- WRITTEN TASK
Reproduce the listing from its first line through the line containing "col-label: 业务名称 — [452, 227, 501, 242]", putting "审批流程" in place of each "业务流程" and changing nothing else.

━━ ENTRIES PROVIDED

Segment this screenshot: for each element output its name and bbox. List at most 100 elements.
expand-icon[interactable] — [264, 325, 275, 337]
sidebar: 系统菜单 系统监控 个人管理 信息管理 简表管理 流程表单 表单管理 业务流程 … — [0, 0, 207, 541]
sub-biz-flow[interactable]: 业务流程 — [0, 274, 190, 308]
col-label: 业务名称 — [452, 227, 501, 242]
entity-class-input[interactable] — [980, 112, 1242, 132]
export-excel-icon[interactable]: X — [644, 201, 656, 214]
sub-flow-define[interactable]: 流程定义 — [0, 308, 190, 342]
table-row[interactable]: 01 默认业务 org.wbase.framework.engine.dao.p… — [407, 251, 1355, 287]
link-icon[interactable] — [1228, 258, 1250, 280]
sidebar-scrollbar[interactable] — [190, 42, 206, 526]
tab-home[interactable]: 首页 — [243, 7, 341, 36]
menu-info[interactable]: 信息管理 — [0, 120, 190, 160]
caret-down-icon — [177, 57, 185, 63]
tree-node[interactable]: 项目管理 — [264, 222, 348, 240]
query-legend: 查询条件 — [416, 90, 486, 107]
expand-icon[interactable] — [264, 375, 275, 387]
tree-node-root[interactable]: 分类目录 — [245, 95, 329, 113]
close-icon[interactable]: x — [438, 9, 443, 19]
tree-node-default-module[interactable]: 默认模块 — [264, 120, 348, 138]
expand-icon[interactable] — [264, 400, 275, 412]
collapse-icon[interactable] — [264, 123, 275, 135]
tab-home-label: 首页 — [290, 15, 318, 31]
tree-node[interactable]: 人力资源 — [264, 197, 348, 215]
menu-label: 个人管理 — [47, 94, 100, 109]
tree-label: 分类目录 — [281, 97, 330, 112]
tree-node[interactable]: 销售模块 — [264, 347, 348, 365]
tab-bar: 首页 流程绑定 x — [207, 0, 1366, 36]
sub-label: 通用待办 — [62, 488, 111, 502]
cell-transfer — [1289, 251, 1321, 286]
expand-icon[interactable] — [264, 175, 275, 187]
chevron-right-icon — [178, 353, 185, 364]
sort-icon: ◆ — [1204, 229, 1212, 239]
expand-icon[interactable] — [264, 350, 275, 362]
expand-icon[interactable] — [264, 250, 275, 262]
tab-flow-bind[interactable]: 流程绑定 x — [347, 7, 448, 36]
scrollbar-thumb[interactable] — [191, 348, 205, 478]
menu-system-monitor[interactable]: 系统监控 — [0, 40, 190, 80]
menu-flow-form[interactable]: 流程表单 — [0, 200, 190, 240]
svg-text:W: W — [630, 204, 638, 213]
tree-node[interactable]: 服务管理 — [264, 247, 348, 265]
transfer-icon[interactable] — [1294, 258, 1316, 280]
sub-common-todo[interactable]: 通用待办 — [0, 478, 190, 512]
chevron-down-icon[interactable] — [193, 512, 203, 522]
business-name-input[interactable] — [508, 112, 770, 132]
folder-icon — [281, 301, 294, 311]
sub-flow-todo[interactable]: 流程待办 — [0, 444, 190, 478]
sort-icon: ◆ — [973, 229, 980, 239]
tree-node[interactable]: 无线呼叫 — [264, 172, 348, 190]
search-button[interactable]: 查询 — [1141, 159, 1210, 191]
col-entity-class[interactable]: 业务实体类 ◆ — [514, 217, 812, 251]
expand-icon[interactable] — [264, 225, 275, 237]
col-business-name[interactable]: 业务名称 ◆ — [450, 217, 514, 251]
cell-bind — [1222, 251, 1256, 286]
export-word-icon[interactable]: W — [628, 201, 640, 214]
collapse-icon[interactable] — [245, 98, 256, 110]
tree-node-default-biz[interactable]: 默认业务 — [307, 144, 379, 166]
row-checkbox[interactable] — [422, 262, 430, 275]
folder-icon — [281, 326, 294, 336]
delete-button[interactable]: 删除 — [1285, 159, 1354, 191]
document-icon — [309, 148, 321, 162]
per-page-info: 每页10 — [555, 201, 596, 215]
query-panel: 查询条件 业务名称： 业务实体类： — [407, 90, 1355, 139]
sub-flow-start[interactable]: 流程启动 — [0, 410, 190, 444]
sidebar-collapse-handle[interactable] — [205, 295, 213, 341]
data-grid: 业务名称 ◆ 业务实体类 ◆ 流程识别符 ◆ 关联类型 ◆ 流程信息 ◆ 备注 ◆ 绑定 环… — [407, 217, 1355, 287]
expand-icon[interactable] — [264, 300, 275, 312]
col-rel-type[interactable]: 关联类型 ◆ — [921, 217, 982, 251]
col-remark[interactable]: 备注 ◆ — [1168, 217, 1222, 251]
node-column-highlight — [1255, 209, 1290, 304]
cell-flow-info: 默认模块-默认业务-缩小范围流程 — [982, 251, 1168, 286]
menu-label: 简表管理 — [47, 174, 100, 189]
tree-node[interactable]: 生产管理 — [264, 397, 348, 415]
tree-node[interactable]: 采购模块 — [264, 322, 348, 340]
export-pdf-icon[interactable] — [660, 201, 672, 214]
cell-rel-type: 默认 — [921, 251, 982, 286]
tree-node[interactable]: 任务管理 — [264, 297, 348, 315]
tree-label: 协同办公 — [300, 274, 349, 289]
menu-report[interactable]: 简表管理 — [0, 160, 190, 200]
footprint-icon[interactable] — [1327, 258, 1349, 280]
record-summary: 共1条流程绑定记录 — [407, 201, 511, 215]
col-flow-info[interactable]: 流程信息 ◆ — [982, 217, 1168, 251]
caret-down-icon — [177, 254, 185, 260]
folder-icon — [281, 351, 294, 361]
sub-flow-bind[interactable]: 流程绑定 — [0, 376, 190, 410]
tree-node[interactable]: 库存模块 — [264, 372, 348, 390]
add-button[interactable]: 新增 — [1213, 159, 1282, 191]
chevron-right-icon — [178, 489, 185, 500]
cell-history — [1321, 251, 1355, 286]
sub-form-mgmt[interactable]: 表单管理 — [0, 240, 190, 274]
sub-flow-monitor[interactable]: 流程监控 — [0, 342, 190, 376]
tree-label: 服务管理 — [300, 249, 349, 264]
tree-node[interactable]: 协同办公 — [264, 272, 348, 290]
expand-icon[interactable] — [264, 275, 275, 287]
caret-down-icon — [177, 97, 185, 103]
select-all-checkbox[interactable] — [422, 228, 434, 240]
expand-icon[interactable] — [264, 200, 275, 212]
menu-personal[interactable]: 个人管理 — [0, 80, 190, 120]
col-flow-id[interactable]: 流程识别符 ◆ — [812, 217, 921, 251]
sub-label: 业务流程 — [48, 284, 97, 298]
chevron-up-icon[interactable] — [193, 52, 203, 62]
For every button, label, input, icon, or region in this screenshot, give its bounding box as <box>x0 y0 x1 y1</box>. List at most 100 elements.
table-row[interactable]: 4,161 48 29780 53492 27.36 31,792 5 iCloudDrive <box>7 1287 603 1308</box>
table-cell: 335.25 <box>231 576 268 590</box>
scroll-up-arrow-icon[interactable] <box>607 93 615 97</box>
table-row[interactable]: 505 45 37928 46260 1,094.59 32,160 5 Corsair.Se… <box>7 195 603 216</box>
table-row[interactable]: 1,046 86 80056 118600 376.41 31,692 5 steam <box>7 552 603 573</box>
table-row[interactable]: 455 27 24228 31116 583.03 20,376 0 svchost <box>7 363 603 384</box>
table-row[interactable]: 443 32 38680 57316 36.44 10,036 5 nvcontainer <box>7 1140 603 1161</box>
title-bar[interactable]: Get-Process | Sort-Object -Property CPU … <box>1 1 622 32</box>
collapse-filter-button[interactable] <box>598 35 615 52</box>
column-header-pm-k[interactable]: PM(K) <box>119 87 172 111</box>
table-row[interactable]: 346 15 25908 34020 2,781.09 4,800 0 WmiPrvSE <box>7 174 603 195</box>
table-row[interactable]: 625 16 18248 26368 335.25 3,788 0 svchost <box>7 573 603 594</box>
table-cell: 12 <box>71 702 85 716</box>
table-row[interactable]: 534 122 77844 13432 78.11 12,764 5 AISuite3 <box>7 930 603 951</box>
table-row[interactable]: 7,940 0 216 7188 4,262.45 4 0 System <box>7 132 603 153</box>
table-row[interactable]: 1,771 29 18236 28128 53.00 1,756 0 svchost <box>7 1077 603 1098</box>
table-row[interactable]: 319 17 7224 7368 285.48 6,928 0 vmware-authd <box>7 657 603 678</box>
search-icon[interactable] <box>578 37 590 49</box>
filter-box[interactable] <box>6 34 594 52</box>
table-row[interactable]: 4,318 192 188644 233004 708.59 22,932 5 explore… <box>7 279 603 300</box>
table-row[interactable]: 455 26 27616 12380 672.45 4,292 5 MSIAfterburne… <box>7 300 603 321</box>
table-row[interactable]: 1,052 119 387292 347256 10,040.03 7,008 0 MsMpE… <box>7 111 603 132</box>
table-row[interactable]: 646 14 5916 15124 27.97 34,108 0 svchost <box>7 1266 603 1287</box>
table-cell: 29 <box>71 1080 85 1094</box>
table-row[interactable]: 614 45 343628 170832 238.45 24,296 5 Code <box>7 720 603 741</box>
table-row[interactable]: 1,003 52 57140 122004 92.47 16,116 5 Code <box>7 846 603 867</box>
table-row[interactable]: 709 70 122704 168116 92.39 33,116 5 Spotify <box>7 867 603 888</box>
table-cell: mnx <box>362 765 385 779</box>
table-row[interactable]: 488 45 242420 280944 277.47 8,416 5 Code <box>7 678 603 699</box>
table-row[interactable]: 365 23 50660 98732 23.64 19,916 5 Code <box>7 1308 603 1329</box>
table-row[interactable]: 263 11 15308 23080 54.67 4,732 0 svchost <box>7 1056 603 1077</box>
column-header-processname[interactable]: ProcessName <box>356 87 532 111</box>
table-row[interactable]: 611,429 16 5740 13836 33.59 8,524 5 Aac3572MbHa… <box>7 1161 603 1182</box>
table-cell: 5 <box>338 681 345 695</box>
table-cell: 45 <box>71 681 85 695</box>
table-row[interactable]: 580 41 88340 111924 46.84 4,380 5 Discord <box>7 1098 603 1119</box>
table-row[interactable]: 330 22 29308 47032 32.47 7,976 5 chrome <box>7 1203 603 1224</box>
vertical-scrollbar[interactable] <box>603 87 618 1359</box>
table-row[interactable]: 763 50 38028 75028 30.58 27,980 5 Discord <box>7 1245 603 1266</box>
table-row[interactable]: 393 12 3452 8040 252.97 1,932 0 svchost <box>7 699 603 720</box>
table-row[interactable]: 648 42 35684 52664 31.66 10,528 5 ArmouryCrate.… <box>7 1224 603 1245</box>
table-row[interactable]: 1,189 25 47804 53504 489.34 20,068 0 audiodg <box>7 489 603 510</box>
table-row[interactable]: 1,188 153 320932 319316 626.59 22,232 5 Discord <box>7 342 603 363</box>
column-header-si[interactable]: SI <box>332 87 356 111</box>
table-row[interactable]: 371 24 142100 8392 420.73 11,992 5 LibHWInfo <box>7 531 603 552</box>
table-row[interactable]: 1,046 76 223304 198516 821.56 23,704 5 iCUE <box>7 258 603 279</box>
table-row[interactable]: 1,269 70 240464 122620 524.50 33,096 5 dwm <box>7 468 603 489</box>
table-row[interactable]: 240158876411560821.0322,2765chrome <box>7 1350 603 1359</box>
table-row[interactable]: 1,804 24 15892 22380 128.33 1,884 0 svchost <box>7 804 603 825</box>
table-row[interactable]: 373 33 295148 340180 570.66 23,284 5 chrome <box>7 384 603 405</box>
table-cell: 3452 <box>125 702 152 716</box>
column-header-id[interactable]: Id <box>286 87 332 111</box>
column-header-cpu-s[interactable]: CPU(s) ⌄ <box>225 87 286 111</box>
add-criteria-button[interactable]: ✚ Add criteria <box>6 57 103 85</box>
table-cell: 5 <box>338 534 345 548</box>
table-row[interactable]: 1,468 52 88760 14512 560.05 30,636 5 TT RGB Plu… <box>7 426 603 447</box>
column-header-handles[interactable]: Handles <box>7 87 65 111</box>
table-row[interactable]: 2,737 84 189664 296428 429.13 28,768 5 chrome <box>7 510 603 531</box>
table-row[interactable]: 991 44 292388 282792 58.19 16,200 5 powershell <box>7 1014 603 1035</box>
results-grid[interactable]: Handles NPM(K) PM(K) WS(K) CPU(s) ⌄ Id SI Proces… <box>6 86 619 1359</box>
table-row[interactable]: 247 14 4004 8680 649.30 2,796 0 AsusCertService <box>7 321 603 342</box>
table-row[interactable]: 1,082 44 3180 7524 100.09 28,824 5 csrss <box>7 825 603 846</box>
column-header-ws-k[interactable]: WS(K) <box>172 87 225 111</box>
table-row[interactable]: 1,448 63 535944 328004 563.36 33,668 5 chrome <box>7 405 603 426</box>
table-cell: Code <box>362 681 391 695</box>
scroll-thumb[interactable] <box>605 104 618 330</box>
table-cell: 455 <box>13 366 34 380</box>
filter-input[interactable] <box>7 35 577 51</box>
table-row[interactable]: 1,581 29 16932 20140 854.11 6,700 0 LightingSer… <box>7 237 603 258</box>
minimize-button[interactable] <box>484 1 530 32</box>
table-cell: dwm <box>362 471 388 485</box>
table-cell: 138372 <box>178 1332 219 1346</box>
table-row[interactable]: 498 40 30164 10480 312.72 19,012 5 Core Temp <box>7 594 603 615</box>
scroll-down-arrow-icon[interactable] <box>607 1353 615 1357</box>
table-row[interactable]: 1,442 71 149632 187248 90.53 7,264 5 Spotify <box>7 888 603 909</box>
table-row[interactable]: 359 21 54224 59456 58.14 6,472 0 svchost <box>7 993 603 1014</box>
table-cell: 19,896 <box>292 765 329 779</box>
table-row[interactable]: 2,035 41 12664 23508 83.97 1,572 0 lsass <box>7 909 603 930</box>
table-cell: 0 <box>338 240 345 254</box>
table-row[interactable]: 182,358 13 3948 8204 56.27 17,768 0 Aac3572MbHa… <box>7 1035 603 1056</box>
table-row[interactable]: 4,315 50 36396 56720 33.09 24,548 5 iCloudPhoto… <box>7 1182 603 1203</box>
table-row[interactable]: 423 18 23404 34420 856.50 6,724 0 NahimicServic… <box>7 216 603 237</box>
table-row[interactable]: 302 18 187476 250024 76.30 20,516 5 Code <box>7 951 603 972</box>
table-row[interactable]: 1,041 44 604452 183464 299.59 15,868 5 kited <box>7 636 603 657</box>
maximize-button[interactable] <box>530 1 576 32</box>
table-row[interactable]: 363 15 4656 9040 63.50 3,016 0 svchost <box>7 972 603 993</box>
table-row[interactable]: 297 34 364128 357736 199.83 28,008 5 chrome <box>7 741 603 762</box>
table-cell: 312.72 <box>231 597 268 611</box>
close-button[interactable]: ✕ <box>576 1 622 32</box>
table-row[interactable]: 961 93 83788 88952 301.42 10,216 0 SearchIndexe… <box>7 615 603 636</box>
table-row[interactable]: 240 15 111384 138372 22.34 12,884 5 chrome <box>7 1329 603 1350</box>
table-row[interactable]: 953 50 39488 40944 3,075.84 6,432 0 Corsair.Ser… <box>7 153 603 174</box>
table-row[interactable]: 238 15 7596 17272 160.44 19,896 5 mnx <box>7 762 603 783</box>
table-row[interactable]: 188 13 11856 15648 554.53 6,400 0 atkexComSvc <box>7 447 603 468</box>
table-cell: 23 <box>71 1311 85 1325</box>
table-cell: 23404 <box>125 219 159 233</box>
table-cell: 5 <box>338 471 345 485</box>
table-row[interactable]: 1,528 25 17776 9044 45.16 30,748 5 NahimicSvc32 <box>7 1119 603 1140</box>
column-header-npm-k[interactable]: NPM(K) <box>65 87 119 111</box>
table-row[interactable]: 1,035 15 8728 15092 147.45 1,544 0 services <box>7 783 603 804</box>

━━━━

- TASK RESULT
Segment this screenshot: for each element output its name and bbox. List at most 100 elements.
expand-icon[interactable] — [264, 325, 275, 337]
sidebar: 系统菜单 系统监控 个人管理 信息管理 简表管理 流程表单 表单管理 审批流程 … — [0, 0, 207, 541]
sub-biz-flow[interactable]: 审批流程 — [0, 274, 190, 308]
col-label: 业务名称 — [452, 227, 501, 242]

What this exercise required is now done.